Records from a collection of figures:
# # # # #

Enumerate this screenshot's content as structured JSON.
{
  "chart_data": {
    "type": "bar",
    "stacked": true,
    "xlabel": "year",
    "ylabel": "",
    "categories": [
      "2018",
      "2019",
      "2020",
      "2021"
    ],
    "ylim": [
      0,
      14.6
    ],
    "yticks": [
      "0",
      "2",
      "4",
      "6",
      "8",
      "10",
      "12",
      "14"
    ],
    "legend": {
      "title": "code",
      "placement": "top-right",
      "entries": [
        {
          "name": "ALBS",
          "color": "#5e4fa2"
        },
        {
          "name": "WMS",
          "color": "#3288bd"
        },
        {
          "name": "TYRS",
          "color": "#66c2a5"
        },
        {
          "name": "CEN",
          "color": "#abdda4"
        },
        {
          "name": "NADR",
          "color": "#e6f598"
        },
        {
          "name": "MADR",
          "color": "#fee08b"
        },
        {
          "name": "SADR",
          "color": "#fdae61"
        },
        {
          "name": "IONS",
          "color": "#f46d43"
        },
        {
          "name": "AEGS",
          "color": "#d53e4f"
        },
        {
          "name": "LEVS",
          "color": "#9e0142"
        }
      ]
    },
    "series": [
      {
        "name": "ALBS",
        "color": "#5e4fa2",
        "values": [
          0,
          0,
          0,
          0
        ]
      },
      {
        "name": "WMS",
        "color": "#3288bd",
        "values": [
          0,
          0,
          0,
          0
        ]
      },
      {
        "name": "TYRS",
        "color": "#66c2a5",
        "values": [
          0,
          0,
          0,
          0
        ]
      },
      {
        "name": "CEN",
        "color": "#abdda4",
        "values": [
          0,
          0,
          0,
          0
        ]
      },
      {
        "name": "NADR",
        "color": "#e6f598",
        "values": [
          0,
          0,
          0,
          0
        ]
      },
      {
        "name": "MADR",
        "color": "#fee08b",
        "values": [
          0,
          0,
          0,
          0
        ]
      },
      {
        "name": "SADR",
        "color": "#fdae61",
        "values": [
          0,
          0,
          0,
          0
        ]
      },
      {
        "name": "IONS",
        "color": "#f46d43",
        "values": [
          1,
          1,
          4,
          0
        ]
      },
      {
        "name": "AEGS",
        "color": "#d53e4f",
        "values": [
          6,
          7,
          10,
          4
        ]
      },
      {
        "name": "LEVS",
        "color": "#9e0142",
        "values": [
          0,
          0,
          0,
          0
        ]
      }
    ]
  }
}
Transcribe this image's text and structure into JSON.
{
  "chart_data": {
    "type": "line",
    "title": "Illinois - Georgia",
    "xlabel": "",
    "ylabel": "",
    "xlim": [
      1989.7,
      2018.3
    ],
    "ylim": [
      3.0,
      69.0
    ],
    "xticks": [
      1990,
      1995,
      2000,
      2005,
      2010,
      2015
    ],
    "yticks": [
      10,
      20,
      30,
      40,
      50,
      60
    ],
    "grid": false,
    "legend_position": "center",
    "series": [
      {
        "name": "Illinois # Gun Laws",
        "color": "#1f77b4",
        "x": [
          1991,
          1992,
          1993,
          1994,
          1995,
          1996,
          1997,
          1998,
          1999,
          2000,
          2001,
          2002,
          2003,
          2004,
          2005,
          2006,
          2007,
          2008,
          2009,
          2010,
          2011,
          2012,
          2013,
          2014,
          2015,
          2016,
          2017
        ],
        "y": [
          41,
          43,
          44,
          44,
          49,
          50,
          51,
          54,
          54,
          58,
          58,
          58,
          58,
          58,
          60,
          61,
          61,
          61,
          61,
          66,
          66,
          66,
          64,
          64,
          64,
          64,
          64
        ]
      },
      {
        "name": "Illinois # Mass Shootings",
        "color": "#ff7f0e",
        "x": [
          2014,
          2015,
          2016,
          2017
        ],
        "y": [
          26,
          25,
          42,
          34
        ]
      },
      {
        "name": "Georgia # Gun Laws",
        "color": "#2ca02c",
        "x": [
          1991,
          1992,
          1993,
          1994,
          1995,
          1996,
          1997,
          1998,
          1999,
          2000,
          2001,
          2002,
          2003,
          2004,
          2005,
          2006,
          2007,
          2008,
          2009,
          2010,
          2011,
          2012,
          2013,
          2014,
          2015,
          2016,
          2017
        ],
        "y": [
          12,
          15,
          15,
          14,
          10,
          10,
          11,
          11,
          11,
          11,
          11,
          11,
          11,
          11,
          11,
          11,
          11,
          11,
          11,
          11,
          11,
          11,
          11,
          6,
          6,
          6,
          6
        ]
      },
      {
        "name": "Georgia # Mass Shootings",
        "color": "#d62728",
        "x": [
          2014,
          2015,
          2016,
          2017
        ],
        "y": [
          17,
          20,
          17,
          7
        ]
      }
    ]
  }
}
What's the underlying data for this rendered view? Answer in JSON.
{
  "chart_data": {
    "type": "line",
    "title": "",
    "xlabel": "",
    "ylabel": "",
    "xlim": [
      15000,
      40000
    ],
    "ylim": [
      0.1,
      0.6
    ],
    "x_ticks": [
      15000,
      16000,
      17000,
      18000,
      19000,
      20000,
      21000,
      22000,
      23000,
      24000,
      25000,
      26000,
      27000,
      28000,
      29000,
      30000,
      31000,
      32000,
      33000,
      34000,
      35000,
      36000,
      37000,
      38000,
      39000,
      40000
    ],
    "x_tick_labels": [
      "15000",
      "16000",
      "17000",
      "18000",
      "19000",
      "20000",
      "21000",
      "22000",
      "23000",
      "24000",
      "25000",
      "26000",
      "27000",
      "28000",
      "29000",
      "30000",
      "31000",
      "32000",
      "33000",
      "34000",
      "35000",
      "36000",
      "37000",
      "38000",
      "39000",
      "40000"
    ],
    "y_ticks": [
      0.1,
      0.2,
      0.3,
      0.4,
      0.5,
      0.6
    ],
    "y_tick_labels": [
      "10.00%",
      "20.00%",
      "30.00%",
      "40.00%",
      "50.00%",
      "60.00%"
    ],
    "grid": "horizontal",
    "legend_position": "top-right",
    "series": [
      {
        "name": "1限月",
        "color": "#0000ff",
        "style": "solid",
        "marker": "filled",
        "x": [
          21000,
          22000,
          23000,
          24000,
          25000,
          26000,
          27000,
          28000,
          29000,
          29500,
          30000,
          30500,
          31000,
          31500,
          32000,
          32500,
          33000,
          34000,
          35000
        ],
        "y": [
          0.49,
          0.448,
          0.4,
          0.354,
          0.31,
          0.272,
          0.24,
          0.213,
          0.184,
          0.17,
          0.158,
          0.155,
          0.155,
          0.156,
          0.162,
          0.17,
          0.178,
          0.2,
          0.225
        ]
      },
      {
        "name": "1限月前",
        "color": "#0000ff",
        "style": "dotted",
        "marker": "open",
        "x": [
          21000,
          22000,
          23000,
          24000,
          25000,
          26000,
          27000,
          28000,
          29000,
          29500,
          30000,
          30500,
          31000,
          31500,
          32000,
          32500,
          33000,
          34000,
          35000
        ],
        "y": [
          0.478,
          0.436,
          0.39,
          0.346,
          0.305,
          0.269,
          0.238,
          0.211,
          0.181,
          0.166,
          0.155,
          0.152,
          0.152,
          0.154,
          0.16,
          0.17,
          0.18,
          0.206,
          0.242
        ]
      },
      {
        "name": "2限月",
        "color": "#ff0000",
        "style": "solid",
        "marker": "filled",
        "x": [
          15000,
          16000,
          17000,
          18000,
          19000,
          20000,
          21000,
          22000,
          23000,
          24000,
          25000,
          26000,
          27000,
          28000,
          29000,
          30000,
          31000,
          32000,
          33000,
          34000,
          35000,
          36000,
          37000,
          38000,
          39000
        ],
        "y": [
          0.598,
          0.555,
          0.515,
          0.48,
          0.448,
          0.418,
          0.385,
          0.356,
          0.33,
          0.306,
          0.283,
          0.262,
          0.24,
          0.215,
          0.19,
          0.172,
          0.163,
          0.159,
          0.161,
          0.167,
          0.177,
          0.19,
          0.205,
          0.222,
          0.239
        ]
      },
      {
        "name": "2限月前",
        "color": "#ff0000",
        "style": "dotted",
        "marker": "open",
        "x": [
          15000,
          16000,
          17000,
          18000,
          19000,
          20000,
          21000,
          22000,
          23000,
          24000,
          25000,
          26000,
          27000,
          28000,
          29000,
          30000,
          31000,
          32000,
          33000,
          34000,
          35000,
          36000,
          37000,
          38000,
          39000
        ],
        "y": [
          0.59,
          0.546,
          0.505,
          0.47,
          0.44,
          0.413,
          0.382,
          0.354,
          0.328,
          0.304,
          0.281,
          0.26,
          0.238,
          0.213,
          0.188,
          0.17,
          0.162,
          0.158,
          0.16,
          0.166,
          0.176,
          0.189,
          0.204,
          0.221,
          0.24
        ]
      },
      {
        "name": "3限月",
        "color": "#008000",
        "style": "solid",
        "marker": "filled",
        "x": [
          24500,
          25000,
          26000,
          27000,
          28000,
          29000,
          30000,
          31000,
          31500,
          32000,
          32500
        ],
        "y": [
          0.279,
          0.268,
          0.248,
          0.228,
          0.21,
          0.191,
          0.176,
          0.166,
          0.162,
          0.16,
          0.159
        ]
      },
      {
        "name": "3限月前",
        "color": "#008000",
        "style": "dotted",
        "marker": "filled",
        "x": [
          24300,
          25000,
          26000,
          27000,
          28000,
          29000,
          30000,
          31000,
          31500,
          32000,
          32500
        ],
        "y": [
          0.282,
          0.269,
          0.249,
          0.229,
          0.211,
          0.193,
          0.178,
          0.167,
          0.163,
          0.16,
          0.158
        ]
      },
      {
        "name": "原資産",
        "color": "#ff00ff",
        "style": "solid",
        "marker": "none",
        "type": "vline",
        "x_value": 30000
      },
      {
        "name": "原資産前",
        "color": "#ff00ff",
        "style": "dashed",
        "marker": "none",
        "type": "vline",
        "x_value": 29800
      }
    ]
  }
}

# # # # #

Problem requirements:
Return each full line of the entries that contains the word "Illinois".

Exercise result:
    "title": "Illinois - Georgia",
        "name": "Illinois # Gun Laws",
        "name": "Illinois # Mass Shootings",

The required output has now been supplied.